Directions for this task. Images are not part of the copy; transcribe all the data exactly.

Data for the task.
============================================================

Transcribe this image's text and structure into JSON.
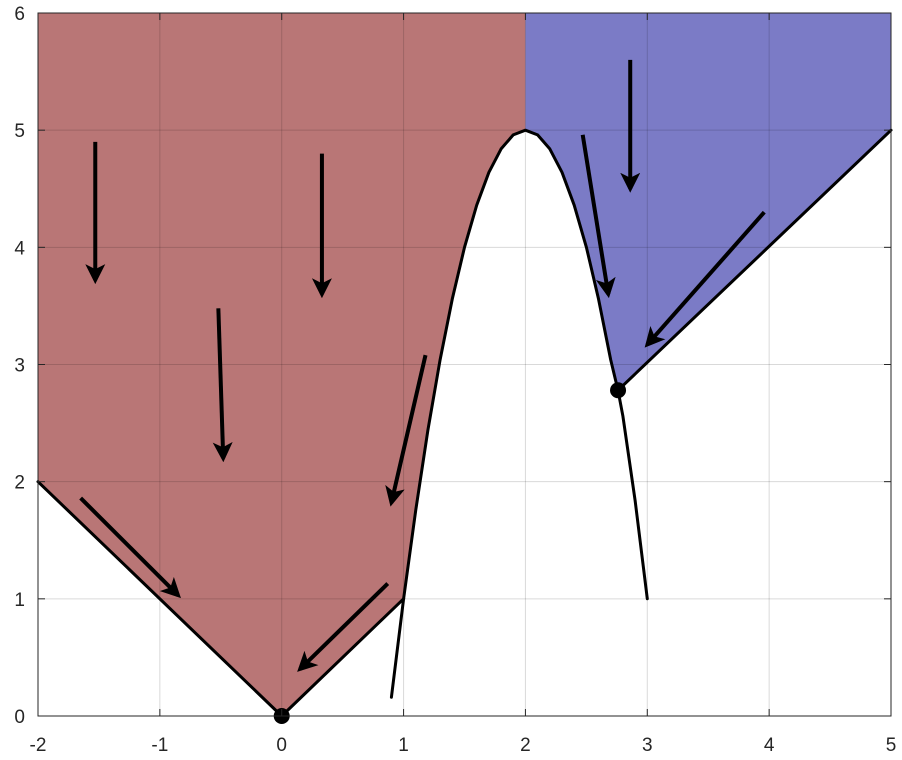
{
  "chart_data": {
    "type": "area",
    "title": "",
    "xlabel": "",
    "ylabel": "",
    "xlim": [
      -2,
      5
    ],
    "ylim": [
      0,
      6
    ],
    "x_ticks": [
      -2,
      -1,
      0,
      1,
      2,
      3,
      4,
      5
    ],
    "y_ticks": [
      0,
      1,
      2,
      3,
      4,
      5,
      6
    ],
    "x_tick_labels": [
      "-2",
      "-1",
      "0",
      "1",
      "2",
      "3",
      "4",
      "5"
    ],
    "y_tick_labels": [
      "0",
      "1",
      "2",
      "3",
      "4",
      "5",
      "6"
    ],
    "grid": true,
    "legend": "none",
    "regions": [
      {
        "color": "#b97676",
        "boundary": [
          [
            -2,
            2
          ],
          [
            0,
            0
          ],
          [
            1,
            1
          ],
          [
            1.1,
            1.76
          ],
          [
            1.2,
            2.44
          ],
          [
            1.3,
            3.04
          ],
          [
            1.4,
            3.56
          ],
          [
            1.5,
            4
          ],
          [
            1.6,
            4.36
          ],
          [
            1.7,
            4.64
          ],
          [
            1.8,
            4.84
          ],
          [
            1.9,
            4.96
          ],
          [
            2,
            5
          ]
        ],
        "top": 6
      },
      {
        "color": "#7b7bc6",
        "boundary": [
          [
            2,
            5
          ],
          [
            2.1,
            4.96
          ],
          [
            2.2,
            4.84
          ],
          [
            2.3,
            4.64
          ],
          [
            2.4,
            4.36
          ],
          [
            2.5,
            4
          ],
          [
            2.6,
            3.56
          ],
          [
            2.7,
            3.04
          ],
          [
            2.76,
            2.78
          ],
          [
            5,
            5
          ]
        ],
        "top": 6
      }
    ],
    "curves": [
      {
        "color": "#000000",
        "points": [
          [
            0.9,
            0.16
          ],
          [
            1,
            1
          ],
          [
            1.1,
            1.76
          ],
          [
            1.2,
            2.44
          ],
          [
            1.3,
            3.04
          ],
          [
            1.4,
            3.56
          ],
          [
            1.5,
            4
          ],
          [
            1.6,
            4.36
          ],
          [
            1.7,
            4.64
          ],
          [
            1.8,
            4.84
          ],
          [
            1.9,
            4.96
          ],
          [
            2,
            5
          ],
          [
            2.1,
            4.96
          ],
          [
            2.2,
            4.84
          ],
          [
            2.3,
            4.64
          ],
          [
            2.4,
            4.36
          ],
          [
            2.5,
            4
          ],
          [
            2.6,
            3.56
          ],
          [
            2.7,
            3.04
          ],
          [
            2.76,
            2.78
          ],
          [
            2.8,
            2.56
          ],
          [
            2.9,
            1.84
          ],
          [
            3,
            1
          ]
        ]
      },
      {
        "color": "#000000",
        "points": [
          [
            -2,
            2
          ],
          [
            0,
            0
          ],
          [
            1,
            1
          ]
        ]
      },
      {
        "color": "#000000",
        "points": [
          [
            2.76,
            2.78
          ],
          [
            5,
            5
          ]
        ]
      }
    ],
    "points": [
      {
        "x": 0,
        "y": 0
      },
      {
        "x": 2.76,
        "y": 2.78
      }
    ],
    "arrows": [
      {
        "from": [
          -1.53,
          4.9
        ],
        "to": [
          -1.53,
          3.72
        ]
      },
      {
        "from": [
          -0.52,
          3.48
        ],
        "to": [
          -0.48,
          2.2
        ]
      },
      {
        "from": [
          0.33,
          4.8
        ],
        "to": [
          0.33,
          3.6
        ]
      },
      {
        "from": [
          -1.65,
          1.86
        ],
        "to": [
          -0.85,
          1.03
        ]
      },
      {
        "from": [
          0.87,
          1.13
        ],
        "to": [
          0.15,
          0.4
        ]
      },
      {
        "from": [
          1.18,
          3.08
        ],
        "to": [
          0.9,
          1.82
        ]
      },
      {
        "from": [
          2.47,
          4.96
        ],
        "to": [
          2.68,
          3.6
        ]
      },
      {
        "from": [
          2.86,
          5.6
        ],
        "to": [
          2.86,
          4.5
        ]
      },
      {
        "from": [
          3.96,
          4.3
        ],
        "to": [
          3.0,
          3.17
        ]
      }
    ]
  }
}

============================================================

Exercise solution.
Transcribe this image's text and structure into JSON.
{
  "chart_data": {
    "type": "area",
    "title": "",
    "xlabel": "",
    "ylabel": "",
    "xlim": [
      -2,
      5
    ],
    "ylim": [
      0,
      6
    ],
    "x_ticks": [
      -2,
      -1,
      0,
      1,
      2,
      3,
      4,
      5
    ],
    "y_ticks": [
      0,
      1,
      2,
      3,
      4,
      5,
      6
    ],
    "x_tick_labels": [
      "-2",
      "-1",
      "0",
      "1",
      "2",
      "3",
      "4",
      "5"
    ],
    "y_tick_labels": [
      "0",
      "1",
      "2",
      "3",
      "4",
      "5",
      "6"
    ],
    "grid": true,
    "legend": "none",
    "regions": [
      {
        "color": "#b97676",
        "boundary": [
          [
            -2,
            2
          ],
          [
            0,
            0
          ],
          [
            1,
            1
          ],
          [
            1.1,
            1.76
          ],
          [
            1.2,
            2.44
          ],
          [
            1.3,
            3.04
          ],
          [
            1.4,
            3.56
          ],
          [
            1.5,
            4
          ],
          [
            1.6,
            4.36
          ],
          [
            1.7,
            4.64
          ],
          [
            1.8,
            4.84
          ],
          [
            1.9,
            4.96
          ],
          [
            2,
            5
          ]
        ],
        "top": 6
      },
      {
        "color": "#7b7bc6",
        "boundary": [
          [
            2,
            5
          ],
          [
            2.1,
            4.96
          ],
          [
            2.2,
            4.84
          ],
          [
            2.3,
            4.64
          ],
          [
            2.4,
            4.36
          ],
          [
            2.5,
            4
          ],
          [
            2.6,
            3.56
          ],
          [
            2.7,
            3.04
          ],
          [
            2.76,
            2.78
          ],
          [
            5,
            5
          ]
        ],
        "top": 6
      }
    ],
    "curves": [
      {
        "color": "#000000",
        "points": [
          [
            0.9,
            0.16
          ],
          [
            1,
            1
          ],
          [
            1.1,
            1.76
          ],
          [
            1.2,
            2.44
          ],
          [
            1.3,
            3.04
          ],
          [
            1.4,
            3.56
          ],
          [
            1.5,
            4
          ],
          [
            1.6,
            4.36
          ],
          [
            1.7,
            4.64
          ],
          [
            1.8,
            4.84
          ],
          [
            1.9,
            4.96
          ],
          [
            2,
            5
          ],
          [
            2.1,
            4.96
          ],
          [
            2.2,
            4.84
          ],
          [
            2.3,
            4.64
          ],
          [
            2.4,
            4.36
          ],
          [
            2.5,
            4
          ],
          [
            2.6,
            3.56
          ],
          [
            2.7,
            3.04
          ],
          [
            2.76,
            2.78
          ],
          [
            2.8,
            2.56
          ],
          [
            2.9,
            1.84
          ],
          [
            3,
            1
          ]
        ]
      },
      {
        "color": "#000000",
        "points": [
          [
            -2,
            2
          ],
          [
            0,
            0
          ],
          [
            1,
            1
          ]
        ]
      },
      {
        "color": "#000000",
        "points": [
          [
            2.76,
            2.78
          ],
          [
            5,
            5
          ]
        ]
      }
    ],
    "points": [
      {
        "x": 0,
        "y": 0
      },
      {
        "x": 2.76,
        "y": 2.78
      }
    ],
    "arrows": [
      {
        "from": [
          -1.53,
          4.9
        ],
        "to": [
          -1.53,
          3.72
        ]
      },
      {
        "from": [
          -0.52,
          3.48
        ],
        "to": [
          -0.48,
          2.2
        ]
      },
      {
        "from": [
          0.33,
          4.8
        ],
        "to": [
          0.33,
          3.6
        ]
      },
      {
        "from": [
          -1.65,
          1.86
        ],
        "to": [
          -0.85,
          1.03
        ]
      },
      {
        "from": [
          0.87,
          1.13
        ],
        "to": [
          0.15,
          0.4
        ]
      },
      {
        "from": [
          1.18,
          3.08
        ],
        "to": [
          0.9,
          1.82
        ]
      },
      {
        "from": [
          2.47,
          4.96
        ],
        "to": [
          2.68,
          3.6
        ]
      },
      {
        "from": [
          2.86,
          5.6
        ],
        "to": [
          2.86,
          4.5
        ]
      },
      {
        "from": [
          3.96,
          4.3
        ],
        "to": [
          3.0,
          3.17
        ]
      }
    ]
  }
}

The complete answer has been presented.